> [What the task requires] Repeat the entries word for word, beginning with the very first line and going on through the line that contains "1079, 833, 1146)".

> [Data shown]
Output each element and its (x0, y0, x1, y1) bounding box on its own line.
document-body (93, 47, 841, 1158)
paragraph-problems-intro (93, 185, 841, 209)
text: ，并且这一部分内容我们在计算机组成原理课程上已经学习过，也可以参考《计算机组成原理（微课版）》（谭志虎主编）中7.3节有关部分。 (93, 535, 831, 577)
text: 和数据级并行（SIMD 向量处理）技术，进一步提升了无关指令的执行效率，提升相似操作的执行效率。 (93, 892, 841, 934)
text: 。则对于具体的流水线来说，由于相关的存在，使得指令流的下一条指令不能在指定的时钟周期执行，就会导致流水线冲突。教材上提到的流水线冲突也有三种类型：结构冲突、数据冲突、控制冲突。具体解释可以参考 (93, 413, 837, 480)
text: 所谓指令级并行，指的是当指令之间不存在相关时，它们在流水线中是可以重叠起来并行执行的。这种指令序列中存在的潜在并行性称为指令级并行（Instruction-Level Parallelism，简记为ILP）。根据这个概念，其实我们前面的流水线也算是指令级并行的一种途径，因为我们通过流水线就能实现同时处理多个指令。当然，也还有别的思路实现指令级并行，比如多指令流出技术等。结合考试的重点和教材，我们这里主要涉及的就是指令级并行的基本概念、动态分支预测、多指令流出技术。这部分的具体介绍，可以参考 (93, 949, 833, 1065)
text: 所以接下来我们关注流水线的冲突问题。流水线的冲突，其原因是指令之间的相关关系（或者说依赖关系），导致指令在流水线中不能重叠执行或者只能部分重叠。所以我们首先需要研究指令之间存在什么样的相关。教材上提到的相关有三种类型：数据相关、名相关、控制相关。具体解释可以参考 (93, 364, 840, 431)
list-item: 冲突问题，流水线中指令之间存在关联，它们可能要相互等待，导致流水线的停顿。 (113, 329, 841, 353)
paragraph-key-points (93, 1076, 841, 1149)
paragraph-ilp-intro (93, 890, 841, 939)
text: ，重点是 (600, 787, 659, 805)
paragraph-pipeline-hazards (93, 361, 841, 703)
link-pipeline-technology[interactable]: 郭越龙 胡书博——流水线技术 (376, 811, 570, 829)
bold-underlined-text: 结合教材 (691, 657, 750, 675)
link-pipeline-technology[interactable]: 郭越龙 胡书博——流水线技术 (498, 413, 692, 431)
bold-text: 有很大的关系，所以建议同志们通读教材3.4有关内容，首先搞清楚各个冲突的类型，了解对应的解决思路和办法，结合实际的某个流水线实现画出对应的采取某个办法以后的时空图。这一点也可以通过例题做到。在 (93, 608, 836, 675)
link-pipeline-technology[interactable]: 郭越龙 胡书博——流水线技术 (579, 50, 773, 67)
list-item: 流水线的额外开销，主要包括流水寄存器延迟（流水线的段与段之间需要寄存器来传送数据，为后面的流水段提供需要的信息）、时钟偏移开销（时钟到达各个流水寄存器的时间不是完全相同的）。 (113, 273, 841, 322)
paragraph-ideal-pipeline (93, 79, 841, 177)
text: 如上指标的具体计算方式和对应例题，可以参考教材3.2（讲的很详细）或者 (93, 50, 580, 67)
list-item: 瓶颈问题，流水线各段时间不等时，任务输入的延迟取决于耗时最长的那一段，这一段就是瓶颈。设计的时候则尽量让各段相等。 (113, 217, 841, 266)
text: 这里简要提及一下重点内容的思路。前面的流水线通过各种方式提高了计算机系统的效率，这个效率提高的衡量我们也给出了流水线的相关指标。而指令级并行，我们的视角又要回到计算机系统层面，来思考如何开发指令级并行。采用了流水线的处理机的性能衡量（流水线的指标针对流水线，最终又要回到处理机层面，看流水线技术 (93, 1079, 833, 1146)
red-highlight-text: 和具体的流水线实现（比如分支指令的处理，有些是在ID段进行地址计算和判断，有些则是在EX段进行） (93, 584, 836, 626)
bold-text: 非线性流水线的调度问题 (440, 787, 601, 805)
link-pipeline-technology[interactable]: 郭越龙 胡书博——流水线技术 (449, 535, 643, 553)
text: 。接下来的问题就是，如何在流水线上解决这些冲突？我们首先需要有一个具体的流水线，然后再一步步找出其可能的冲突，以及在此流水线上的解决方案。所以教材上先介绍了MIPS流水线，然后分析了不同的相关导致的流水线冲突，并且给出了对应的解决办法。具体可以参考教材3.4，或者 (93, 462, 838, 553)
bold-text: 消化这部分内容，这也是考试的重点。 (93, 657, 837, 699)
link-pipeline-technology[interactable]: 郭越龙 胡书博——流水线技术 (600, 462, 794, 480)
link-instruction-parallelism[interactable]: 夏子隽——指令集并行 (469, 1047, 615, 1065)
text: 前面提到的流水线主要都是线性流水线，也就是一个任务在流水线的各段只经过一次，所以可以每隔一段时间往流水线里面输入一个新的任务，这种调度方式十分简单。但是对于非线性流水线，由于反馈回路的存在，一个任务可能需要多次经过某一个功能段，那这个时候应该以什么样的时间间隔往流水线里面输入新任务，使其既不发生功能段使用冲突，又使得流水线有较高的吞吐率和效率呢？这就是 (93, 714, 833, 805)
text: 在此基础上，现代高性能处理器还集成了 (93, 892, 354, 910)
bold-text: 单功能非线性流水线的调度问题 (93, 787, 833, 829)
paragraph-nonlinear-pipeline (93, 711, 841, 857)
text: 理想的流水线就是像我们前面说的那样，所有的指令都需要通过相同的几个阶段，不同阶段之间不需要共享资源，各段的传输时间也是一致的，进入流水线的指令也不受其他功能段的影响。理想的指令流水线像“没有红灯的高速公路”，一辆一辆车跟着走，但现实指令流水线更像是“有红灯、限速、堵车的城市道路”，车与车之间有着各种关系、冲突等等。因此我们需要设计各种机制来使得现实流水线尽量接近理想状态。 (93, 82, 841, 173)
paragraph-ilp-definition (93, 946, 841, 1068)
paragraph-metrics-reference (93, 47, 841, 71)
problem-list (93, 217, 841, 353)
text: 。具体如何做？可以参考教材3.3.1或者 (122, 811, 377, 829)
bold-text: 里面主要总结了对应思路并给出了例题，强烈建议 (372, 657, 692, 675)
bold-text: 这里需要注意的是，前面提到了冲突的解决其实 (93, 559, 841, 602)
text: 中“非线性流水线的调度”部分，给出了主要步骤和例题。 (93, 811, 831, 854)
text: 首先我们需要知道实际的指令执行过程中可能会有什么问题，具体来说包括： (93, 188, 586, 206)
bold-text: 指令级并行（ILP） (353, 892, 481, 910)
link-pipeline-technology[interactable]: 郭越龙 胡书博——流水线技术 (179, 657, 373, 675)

> [Response to this task]
Output each element and its (x0, y0, x1, y1) bounding box on its own line.
document-body (93, 47, 841, 1158)
paragraph-problems-intro (93, 185, 841, 209)
text: ，并且这一部分内容我们在计算机组成原理课程上已经学习过，也可以参考《计算机组成原理（微课版）》（谭志虎主编）中7.3节有关部分。 (93, 535, 831, 577)
text: 和数据级并行（SIMD 向量处理）技术，进一步提升了无关指令的执行效率，提升相似操作的执行效率。 (93, 892, 841, 934)
text: 。则对于具体的流水线来说，由于相关的存在，使得指令流的下一条指令不能在指定的时钟周期执行，就会导致流水线冲突。教材上提到的流水线冲突也有三种类型：结构冲突、数据冲突、控制冲突。具体解释可以参考 (93, 413, 837, 480)
text: 所谓指令级并行，指的是当指令之间不存在相关时，它们在流水线中是可以重叠起来并行执行的。这种指令序列中存在的潜在并行性称为指令级并行（Instruction-Level Parallelism，简记为ILP）。根据这个概念，其实我们前面的流水线也算是指令级并行的一种途径，因为我们通过流水线就能实现同时处理多个指令。当然，也还有别的思路实现指令级并行，比如多指令流出技术等。结合考试的重点和教材，我们这里主要涉及的就是指令级并行的基本概念、动态分支预测、多指令流出技术。这部分的具体介绍，可以参考 (93, 949, 833, 1065)
text: 所以接下来我们关注流水线的冲突问题。流水线的冲突，其原因是指令之间的相关关系（或者说依赖关系），导致指令在流水线中不能重叠执行或者只能部分重叠。所以我们首先需要研究指令之间存在什么样的相关。教材上提到的相关有三种类型：数据相关、名相关、控制相关。具体解释可以参考 (93, 364, 840, 431)
list-item: 冲突问题，流水线中指令之间存在关联，它们可能要相互等待，导致流水线的停顿。 (113, 329, 841, 353)
paragraph-key-points (93, 1076, 841, 1149)
paragraph-ilp-intro (93, 890, 841, 939)
text: ，重点是 (600, 787, 659, 805)
paragraph-pipeline-hazards (93, 361, 841, 703)
link-pipeline-technology[interactable]: 郭越龙 胡书博——流水线技术 (376, 811, 570, 829)
bold-underlined-text: 结合教材 (691, 657, 750, 675)
link-pipeline-technology[interactable]: 郭越龙 胡书博——流水线技术 (498, 413, 692, 431)
bold-text: 有很大的关系，所以建议同志们通读教材3.4有关内容，首先搞清楚各个冲突的类型，了解对应的解决思路和办法，结合实际的某个流水线实现画出对应的采取某个办法以后的时空图。这一点也可以通过例题做到。在 (93, 608, 836, 675)
link-pipeline-technology[interactable]: 郭越龙 胡书博——流水线技术 (579, 50, 773, 67)
list-item: 流水线的额外开销，主要包括流水寄存器延迟（流水线的段与段之间需要寄存器来传送数据，为后面的流水段提供需要的信息）、时钟偏移开销（时钟到达各个流水寄存器的时间不是完全相同的）。 (113, 273, 841, 322)
paragraph-ideal-pipeline (93, 79, 841, 177)
text: 如上指标的具体计算方式和对应例题，可以参考教材3.2（讲的很详细）或者 (93, 50, 580, 67)
list-item: 瓶颈问题，流水线各段时间不等时，任务输入的延迟取决于耗时最长的那一段，这一段就是瓶颈。设计的时候则尽量让各段相等。 (113, 217, 841, 266)
text: 这里简要提及一下重点内容的思路。前面的流水线通过各种方式提高了计算机系统的效率，这个效率提高的衡量我们也给出了流水线的相关指标。而指令级并行，我们的视角又要回到计算机系统层面，来思考如何开发指令级并行。采用了流水线的处理机的性能衡量（流水线的指标针对流水线，最终又要回到处理机层面，看流水线技术 (93, 1079, 833, 1146)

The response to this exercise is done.